Task requirements
Update the data from the line with "List all visible" up to and including the line with "link-search-history[interactable]: Search history", changing "Last hour" to "Last 24 hours" and keeping everything else the same. Give back only those lines, and leave the pictures out.

— start of Dataset records —

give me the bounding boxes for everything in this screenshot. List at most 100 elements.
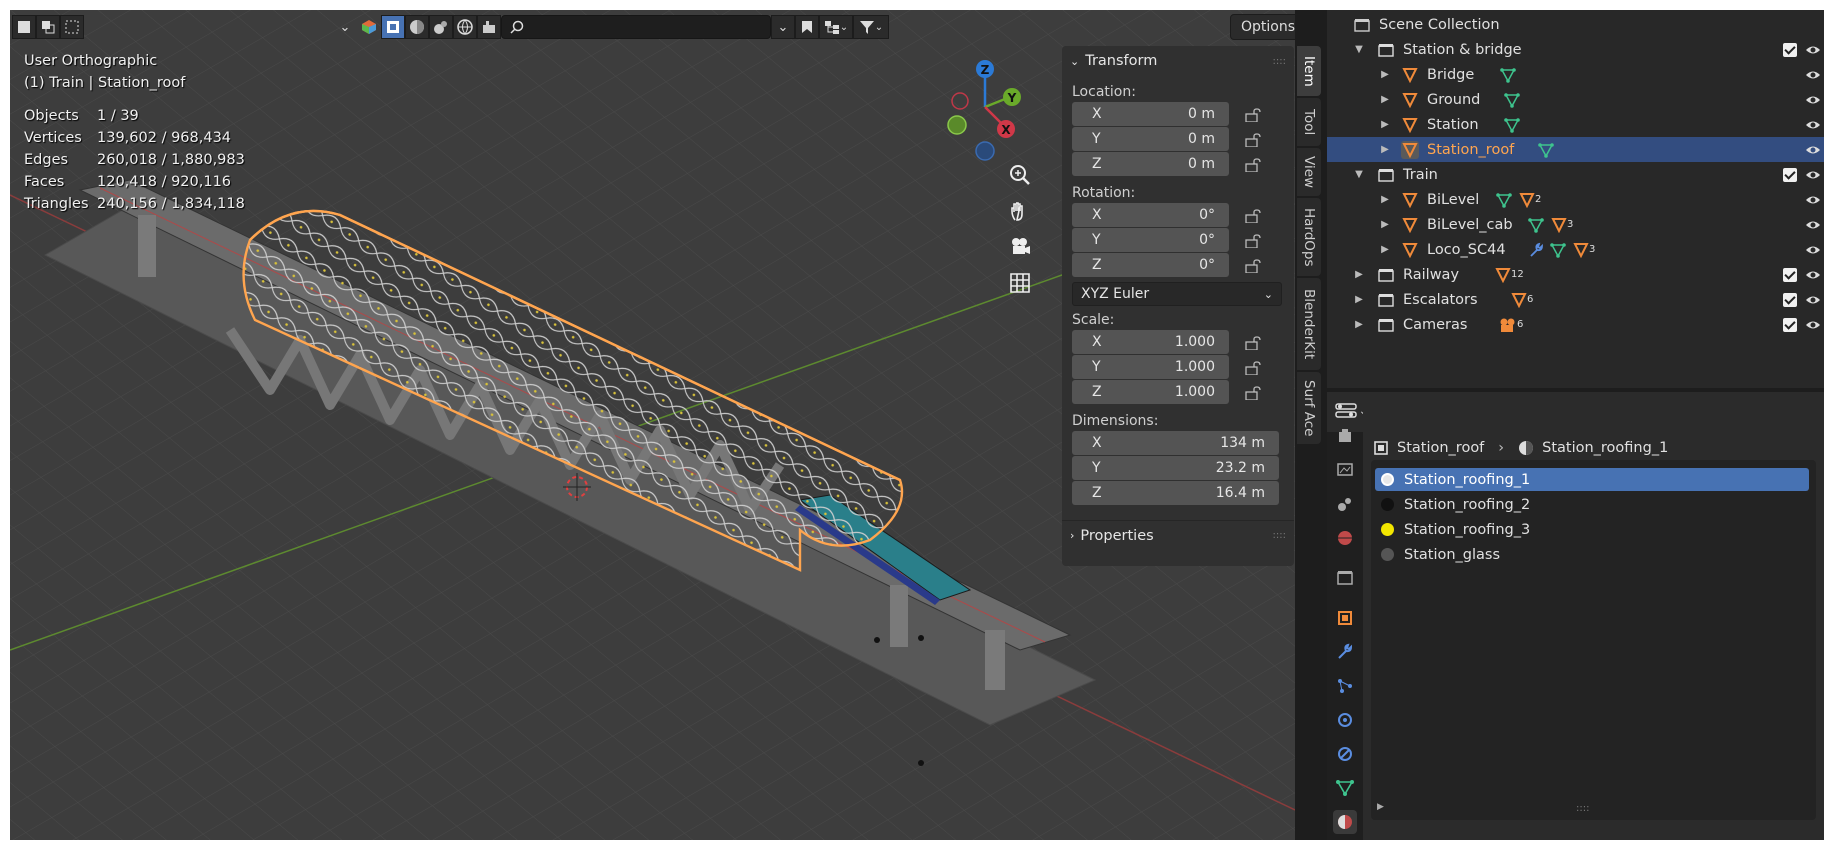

— end of Dataset records —
— start of Dataset records —

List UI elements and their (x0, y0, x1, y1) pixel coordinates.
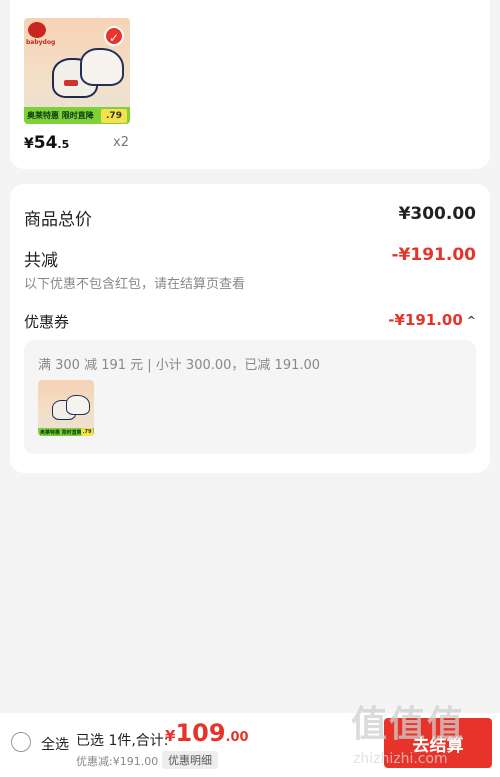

— end of Dataset records —
— start of Dataset records —

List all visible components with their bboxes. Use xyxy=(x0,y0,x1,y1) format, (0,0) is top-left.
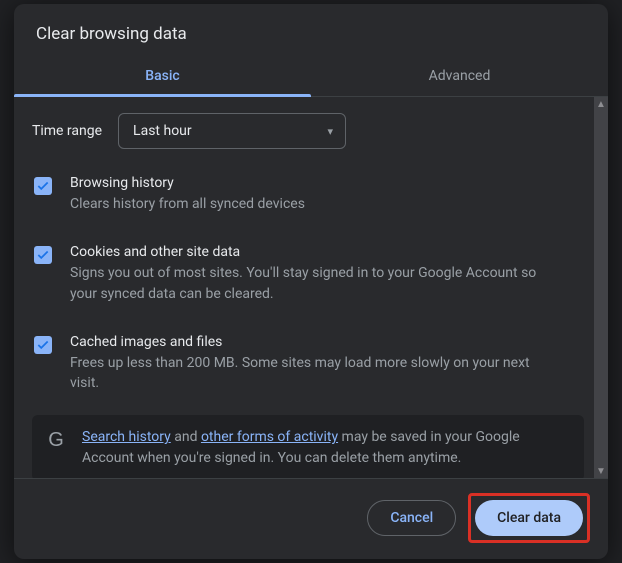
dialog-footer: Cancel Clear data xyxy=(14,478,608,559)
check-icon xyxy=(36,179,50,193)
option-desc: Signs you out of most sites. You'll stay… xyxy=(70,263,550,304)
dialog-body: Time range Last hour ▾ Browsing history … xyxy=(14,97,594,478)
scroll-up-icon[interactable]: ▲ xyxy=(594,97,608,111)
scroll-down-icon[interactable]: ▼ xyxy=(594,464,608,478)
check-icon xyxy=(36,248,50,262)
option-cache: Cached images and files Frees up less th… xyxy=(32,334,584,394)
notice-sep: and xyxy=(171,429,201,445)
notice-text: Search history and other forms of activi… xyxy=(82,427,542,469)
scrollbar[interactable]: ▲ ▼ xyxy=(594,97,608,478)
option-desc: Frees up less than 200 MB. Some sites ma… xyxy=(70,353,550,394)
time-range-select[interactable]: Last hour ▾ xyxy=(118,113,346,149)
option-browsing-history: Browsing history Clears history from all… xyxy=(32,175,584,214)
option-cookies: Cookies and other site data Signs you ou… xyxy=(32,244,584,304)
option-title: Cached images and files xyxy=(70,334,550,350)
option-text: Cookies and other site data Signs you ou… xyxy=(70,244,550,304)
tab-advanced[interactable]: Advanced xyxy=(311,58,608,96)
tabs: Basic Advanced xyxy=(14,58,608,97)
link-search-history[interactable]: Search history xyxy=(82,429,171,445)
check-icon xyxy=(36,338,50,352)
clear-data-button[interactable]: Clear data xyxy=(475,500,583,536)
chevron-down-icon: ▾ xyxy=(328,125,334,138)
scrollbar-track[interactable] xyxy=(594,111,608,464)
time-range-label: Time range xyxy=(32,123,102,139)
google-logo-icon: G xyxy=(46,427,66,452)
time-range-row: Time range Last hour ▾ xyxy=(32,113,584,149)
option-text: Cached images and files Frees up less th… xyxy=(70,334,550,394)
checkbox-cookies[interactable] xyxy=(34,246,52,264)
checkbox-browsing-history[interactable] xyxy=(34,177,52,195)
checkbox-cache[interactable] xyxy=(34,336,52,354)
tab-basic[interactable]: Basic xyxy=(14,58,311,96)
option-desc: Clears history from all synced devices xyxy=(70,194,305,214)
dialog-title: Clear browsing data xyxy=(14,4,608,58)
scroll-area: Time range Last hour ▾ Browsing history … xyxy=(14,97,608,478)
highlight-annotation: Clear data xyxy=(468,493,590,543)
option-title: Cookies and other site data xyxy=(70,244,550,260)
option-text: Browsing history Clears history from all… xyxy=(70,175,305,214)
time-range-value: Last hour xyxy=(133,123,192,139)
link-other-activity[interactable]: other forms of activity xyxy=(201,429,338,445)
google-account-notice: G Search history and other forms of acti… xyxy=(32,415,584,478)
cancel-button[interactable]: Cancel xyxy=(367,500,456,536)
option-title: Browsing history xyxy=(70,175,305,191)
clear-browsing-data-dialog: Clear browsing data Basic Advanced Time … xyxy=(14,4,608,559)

— end of Dataset records —

Exercise answer
List all visible components with their bboxes. Use xyxy=(x0,y0,x1,y1) format, (0,0) is top-left.
dialog-footer: Cancel Clear data xyxy=(14,478,608,559)
check-icon xyxy=(36,179,50,193)
option-desc: Signs you out of most sites. You'll stay… xyxy=(70,263,550,304)
dialog-body: Time range Last 24 hours ▾ Browsing history … xyxy=(14,97,594,478)
scroll-up-icon[interactable]: ▲ xyxy=(594,97,608,111)
scroll-down-icon[interactable]: ▼ xyxy=(594,464,608,478)
check-icon xyxy=(36,248,50,262)
option-cache: Cached images and files Frees up less th… xyxy=(32,334,584,394)
notice-sep: and xyxy=(171,429,201,445)
notice-text: Search history and other forms of activi… xyxy=(82,427,542,469)
scrollbar[interactable]: ▲ ▼ xyxy=(594,97,608,478)
option-desc: Frees up less than 200 MB. Some sites ma… xyxy=(70,353,550,394)
time-range-select[interactable]: Last 24 hours ▾ xyxy=(118,113,346,149)
option-browsing-history: Browsing history Clears history from all… xyxy=(32,175,584,214)
option-cookies: Cookies and other site data Signs you ou… xyxy=(32,244,584,304)
option-title: Cached images and files xyxy=(70,334,550,350)
option-text: Cookies and other site data Signs you ou… xyxy=(70,244,550,304)
tab-advanced[interactable]: Advanced xyxy=(311,58,608,96)
tabs: Basic Advanced xyxy=(14,58,608,97)
link-search-history[interactable]: Search history xyxy=(82,429,171,445)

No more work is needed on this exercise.